Exercise aim
Write out the entries below once more, exactly.

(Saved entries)
-- BEGIN --
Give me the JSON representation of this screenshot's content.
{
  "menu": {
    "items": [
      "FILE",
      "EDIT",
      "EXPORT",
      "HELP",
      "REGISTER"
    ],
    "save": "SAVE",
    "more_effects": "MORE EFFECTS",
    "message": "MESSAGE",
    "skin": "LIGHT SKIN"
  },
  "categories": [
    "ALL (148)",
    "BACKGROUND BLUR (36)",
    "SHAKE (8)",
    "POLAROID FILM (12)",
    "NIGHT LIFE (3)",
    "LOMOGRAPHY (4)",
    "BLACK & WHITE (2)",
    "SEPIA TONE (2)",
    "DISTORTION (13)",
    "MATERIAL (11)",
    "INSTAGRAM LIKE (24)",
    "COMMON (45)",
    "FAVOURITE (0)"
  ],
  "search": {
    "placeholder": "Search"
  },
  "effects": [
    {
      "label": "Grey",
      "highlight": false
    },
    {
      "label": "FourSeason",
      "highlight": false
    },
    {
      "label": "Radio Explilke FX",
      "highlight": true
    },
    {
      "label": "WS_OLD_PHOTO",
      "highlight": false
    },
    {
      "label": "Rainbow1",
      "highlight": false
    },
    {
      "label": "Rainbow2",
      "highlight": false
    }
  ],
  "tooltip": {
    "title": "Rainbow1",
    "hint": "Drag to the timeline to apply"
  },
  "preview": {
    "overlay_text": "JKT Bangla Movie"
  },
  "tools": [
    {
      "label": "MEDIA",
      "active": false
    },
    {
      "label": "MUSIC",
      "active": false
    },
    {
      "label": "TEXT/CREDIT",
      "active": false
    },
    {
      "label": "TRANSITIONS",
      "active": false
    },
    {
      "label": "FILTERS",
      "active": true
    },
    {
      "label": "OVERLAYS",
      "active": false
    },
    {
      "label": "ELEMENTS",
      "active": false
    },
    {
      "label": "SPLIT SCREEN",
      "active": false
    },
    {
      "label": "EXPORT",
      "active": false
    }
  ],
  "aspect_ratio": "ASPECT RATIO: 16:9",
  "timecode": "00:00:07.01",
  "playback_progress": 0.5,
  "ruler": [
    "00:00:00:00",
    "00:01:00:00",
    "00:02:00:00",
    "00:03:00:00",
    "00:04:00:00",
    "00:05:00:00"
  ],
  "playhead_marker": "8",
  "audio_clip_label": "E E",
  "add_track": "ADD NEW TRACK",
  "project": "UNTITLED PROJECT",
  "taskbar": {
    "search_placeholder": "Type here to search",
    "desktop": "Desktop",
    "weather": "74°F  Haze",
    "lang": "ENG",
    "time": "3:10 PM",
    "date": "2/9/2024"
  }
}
-- END --
Solution
Give me the JSON representation of this screenshot's content.
{
  "menu": {
    "items": [
      "FILE",
      "EDIT",
      "EXPORT",
      "HELP",
      "REGISTER"
    ],
    "save": "SAVE",
    "more_effects": "MORE EFFECTS",
    "message": "MESSAGE",
    "skin": "LIGHT SKIN"
  },
  "categories": [
    "ALL (148)",
    "BACKGROUND BLUR (36)",
    "SHAKE (8)",
    "POLAROID FILM (12)",
    "NIGHT LIFE (3)",
    "LOMOGRAPHY (4)",
    "BLACK & WHITE (2)",
    "SEPIA TONE (2)",
    "DISTORTION (13)",
    "MATERIAL (11)",
    "INSTAGRAM LIKE (24)",
    "COMMON (45)",
    "FAVOURITE (0)"
  ],
  "search": {
    "placeholder": "Search"
  },
  "effects": [
    {
      "label": "Grey",
      "highlight": false
    },
    {
      "label": "FourSeason",
      "highlight": false
    },
    {
      "label": "Radio Explilke FX",
      "highlight": true
    },
    {
      "label": "WS_OLD_PHOTO",
      "highlight": false
    },
    {
      "label": "Rainbow1",
      "highlight": false
    },
    {
      "label": "Rainbow2",
      "highlight": false
    }
  ],
  "tooltip": {
    "title": "Rainbow1",
    "hint": "Drag to the timeline to apply"
  },
  "preview": {
    "overlay_text": "JKT Bangla Movie"
  },
  "tools": [
    {
      "label": "MEDIA",
      "active": false
    },
    {
      "label": "MUSIC",
      "active": false
    },
    {
      "label": "TEXT/CREDIT",
      "active": false
    },
    {
      "label": "TRANSITIONS",
      "active": false
    },
    {
      "label": "FILTERS",
      "active": true
    },
    {
      "label": "OVERLAYS",
      "active": false
    },
    {
      "label": "ELEMENTS",
      "active": false
    },
    {
      "label": "SPLIT SCREEN",
      "active": false
    },
    {
      "label": "EXPORT",
      "active": false
    }
  ],
  "aspect_ratio": "ASPECT RATIO: 16:9",
  "timecode": "00:00:07.01",
  "playback_progress": 0.5,
  "ruler": [
    "00:00:00:00",
    "00:01:00:00",
    "00:02:00:00",
    "00:03:00:00",
    "00:04:00:00",
    "00:05:00:00"
  ],
  "playhead_marker": "8",
  "audio_clip_label": "E E",
  "add_track": "ADD NEW TRACK",
  "project": "UNTITLED PROJECT",
  "taskbar": {
    "search_placeholder": "Type here to search",
    "desktop": "Desktop",
    "weather": "74°F  Haze",
    "lang": "ENG",
    "time": "3:10 PM",
    "date": "2/9/2024"
  }
}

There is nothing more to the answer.